Work required ->
Reproduce each line from the records that holds "JSON".

Provided data ->
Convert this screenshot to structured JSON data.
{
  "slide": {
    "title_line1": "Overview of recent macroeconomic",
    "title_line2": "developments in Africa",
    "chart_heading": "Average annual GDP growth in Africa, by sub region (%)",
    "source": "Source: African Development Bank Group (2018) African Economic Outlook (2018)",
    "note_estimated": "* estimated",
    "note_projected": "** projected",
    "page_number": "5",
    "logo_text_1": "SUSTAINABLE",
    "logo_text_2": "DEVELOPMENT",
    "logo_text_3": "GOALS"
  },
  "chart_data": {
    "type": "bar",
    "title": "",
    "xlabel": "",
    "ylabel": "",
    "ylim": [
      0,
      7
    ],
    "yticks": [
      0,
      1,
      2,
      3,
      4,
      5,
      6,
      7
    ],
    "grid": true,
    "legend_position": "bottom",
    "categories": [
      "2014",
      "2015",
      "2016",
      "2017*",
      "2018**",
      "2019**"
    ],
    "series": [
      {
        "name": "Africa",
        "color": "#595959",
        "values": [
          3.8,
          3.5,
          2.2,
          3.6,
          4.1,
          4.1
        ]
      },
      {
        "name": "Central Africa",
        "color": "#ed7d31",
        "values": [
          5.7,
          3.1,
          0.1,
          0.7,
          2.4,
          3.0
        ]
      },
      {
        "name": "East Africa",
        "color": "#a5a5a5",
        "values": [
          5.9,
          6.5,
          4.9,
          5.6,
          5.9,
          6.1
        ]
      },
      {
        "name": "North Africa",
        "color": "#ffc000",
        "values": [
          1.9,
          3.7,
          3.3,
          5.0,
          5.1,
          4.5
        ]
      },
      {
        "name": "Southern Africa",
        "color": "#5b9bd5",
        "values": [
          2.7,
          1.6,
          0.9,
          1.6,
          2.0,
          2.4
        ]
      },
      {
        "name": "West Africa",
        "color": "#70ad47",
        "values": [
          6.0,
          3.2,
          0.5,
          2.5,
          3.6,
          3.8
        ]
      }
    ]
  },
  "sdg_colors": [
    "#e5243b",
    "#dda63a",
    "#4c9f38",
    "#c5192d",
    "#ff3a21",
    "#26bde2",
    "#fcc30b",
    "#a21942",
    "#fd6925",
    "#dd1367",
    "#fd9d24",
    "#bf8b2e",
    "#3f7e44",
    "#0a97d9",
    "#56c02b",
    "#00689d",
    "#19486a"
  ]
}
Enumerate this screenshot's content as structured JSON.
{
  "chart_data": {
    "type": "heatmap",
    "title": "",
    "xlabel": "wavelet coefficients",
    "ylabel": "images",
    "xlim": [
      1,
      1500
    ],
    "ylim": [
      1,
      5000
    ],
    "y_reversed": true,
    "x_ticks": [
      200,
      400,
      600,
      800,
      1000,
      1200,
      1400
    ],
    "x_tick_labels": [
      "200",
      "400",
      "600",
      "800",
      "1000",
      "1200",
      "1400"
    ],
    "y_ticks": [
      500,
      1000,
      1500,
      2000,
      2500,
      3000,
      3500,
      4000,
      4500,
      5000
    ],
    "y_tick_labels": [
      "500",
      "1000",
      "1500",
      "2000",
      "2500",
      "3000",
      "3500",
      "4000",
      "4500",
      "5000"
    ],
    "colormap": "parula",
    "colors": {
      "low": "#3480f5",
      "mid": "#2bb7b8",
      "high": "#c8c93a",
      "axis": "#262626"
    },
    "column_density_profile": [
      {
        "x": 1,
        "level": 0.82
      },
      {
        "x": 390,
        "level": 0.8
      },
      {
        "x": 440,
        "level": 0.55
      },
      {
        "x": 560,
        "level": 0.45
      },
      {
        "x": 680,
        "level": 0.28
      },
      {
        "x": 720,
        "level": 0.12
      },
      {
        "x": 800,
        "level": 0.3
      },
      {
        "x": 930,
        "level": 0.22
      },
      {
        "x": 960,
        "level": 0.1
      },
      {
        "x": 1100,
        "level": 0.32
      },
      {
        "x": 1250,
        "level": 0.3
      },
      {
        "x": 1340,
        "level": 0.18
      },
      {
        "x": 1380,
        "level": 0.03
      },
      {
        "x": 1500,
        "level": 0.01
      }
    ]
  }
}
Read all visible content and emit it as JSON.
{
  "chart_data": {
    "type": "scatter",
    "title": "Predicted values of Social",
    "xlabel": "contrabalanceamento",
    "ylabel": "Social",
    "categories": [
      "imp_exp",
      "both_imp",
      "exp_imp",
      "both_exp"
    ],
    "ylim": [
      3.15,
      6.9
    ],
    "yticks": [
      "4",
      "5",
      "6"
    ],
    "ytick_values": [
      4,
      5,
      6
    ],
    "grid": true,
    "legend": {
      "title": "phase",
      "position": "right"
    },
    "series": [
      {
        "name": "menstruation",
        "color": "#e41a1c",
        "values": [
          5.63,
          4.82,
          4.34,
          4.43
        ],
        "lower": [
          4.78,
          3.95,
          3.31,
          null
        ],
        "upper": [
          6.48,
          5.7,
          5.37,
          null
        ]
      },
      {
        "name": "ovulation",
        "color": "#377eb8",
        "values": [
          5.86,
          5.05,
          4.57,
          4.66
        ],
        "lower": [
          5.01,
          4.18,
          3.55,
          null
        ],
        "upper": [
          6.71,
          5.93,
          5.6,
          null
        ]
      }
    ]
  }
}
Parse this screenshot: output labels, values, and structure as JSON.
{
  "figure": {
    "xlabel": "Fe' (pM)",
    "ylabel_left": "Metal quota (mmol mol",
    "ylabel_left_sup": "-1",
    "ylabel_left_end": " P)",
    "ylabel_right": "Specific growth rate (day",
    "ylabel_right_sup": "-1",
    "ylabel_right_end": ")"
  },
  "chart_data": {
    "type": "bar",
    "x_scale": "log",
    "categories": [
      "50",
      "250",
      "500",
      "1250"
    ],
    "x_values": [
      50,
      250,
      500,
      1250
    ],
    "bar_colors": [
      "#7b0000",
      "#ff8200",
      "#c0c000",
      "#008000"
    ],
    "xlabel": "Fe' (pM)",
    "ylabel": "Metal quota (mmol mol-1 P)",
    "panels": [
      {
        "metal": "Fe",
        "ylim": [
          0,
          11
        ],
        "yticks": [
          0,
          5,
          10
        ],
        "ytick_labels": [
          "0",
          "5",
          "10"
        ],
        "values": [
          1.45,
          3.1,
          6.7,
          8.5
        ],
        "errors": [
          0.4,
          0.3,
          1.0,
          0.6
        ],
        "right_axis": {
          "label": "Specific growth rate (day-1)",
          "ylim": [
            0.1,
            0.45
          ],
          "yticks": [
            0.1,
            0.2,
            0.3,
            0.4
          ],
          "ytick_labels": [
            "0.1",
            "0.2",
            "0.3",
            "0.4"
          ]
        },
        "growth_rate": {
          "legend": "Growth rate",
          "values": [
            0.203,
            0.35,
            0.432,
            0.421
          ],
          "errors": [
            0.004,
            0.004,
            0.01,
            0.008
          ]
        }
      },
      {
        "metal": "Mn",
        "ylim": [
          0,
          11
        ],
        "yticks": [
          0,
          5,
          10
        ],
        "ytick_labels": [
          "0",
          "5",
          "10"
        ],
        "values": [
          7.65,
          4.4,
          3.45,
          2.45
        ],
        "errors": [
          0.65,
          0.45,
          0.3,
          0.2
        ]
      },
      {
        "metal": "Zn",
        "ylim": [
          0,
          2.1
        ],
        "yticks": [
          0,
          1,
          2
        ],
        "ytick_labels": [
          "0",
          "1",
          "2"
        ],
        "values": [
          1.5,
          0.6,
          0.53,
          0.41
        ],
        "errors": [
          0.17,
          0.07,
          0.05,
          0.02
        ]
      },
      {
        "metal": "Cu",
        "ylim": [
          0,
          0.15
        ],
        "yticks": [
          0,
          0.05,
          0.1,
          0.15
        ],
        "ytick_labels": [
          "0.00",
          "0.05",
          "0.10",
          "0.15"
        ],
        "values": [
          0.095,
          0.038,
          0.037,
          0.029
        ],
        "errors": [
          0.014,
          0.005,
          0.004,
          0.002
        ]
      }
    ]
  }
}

Task response ->
Convert this screenshot to structured JSON data.
Enumerate this screenshot's content as structured JSON.
Read all visible content and emit it as JSON.
Parse this screenshot: output labels, values, and structure as JSON.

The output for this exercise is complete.